:: Exercise material ::
>>>>
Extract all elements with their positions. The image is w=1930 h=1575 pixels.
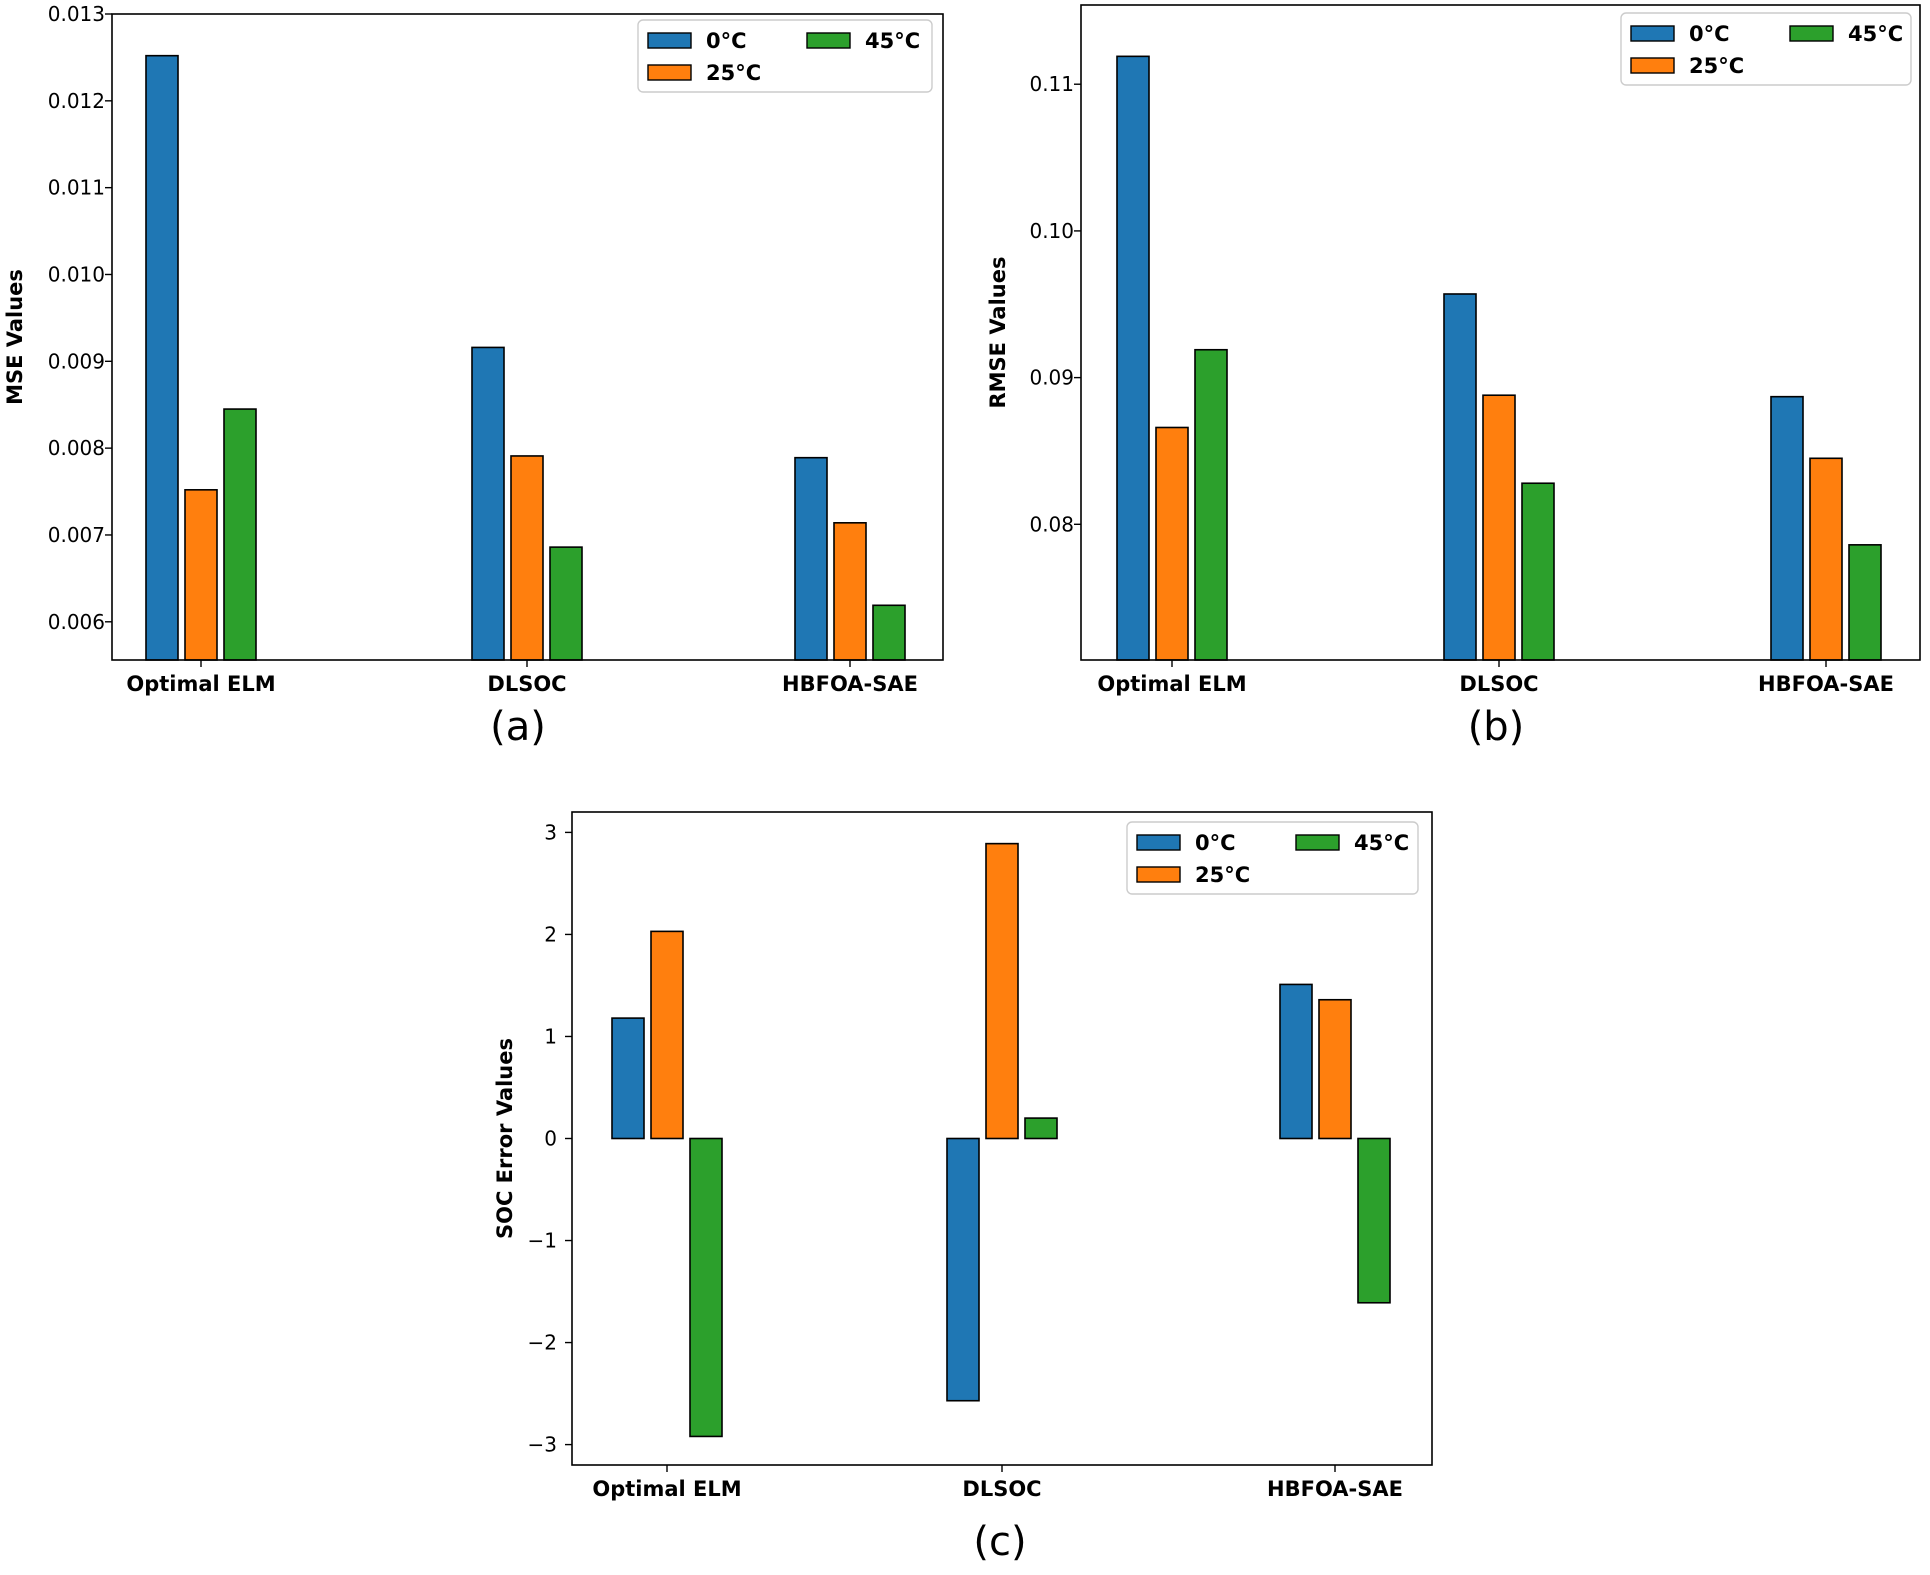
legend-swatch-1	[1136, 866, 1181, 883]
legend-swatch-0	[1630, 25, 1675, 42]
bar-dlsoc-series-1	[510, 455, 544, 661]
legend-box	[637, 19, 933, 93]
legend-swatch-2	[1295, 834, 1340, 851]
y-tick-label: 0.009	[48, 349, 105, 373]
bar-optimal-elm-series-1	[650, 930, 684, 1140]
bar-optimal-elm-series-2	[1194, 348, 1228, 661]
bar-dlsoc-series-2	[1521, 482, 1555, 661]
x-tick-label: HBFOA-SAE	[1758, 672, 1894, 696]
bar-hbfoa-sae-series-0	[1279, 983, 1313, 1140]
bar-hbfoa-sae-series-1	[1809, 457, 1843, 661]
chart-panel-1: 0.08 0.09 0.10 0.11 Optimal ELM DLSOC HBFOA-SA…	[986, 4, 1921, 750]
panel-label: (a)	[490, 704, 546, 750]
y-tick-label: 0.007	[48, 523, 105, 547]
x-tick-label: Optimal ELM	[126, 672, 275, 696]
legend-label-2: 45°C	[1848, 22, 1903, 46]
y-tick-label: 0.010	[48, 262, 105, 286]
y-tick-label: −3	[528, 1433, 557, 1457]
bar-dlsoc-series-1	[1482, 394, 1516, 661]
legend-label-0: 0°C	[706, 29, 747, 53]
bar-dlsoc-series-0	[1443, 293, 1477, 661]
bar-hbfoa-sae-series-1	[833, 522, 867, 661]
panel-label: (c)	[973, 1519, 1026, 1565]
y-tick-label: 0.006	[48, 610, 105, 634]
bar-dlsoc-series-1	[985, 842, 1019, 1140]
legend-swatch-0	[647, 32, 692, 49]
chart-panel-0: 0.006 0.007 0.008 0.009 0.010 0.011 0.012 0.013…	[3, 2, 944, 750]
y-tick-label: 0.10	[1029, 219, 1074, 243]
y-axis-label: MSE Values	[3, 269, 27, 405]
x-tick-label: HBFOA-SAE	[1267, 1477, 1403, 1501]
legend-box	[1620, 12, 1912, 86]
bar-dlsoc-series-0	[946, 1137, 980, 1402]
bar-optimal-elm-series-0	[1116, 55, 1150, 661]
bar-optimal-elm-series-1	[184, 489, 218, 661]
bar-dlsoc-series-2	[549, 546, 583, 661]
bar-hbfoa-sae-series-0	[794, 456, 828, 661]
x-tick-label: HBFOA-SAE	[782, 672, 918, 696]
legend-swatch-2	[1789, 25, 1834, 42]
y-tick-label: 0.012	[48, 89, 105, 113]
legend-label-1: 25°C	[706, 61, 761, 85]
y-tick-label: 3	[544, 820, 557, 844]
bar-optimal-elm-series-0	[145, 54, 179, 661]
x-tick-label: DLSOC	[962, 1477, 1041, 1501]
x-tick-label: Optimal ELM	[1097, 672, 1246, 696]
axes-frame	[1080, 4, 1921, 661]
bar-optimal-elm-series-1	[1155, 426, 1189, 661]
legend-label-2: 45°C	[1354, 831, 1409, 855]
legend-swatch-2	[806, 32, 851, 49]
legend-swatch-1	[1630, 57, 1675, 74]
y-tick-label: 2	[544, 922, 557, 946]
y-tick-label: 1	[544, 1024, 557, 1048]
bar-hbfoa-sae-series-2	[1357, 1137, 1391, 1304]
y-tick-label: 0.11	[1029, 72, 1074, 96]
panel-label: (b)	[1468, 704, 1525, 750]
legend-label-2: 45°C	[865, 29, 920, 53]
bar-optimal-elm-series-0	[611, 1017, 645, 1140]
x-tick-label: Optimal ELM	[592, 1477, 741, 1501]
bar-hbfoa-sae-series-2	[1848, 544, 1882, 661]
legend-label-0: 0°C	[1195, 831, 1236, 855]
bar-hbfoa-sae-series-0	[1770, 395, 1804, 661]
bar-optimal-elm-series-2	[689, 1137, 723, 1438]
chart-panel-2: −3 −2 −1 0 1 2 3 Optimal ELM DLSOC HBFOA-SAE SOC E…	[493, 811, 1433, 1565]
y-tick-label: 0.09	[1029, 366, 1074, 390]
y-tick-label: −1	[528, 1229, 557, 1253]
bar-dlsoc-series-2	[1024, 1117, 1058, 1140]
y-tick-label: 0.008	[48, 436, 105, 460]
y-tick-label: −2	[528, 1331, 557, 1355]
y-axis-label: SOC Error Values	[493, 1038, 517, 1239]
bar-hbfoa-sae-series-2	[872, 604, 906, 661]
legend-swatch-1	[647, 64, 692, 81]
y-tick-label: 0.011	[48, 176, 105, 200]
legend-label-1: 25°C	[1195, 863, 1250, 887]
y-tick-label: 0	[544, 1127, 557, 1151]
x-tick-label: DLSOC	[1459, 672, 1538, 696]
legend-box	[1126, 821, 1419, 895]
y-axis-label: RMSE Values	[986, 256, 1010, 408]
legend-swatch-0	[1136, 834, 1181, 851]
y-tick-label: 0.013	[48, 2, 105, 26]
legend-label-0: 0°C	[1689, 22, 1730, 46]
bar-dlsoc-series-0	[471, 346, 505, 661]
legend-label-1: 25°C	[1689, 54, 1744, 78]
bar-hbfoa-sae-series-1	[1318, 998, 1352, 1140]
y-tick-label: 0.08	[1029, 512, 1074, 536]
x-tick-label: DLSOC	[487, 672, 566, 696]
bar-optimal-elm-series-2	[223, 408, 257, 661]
<<<<
:: What to work on ::
Put the lines of the material between the line containing "866, 1181, 883]" and the line containing "348, 1228, 661]", inclusive, into a numbered list, leaving out any blank lines.

:: Task result ::
1. legend-swatch-1	[1136, 866, 1181, 883]
2. legend-swatch-0	[1630, 25, 1675, 42]
3. bar-dlsoc-series-1	[510, 455, 544, 661]
4. legend-box	[637, 19, 933, 93]
5. legend-swatch-2	[1295, 834, 1340, 851]
6. y-tick-label: 0.009	[48, 349, 105, 373]
7. bar-optimal-elm-series-1	[650, 930, 684, 1140]
8. bar-optimal-elm-series-2	[1194, 348, 1228, 661]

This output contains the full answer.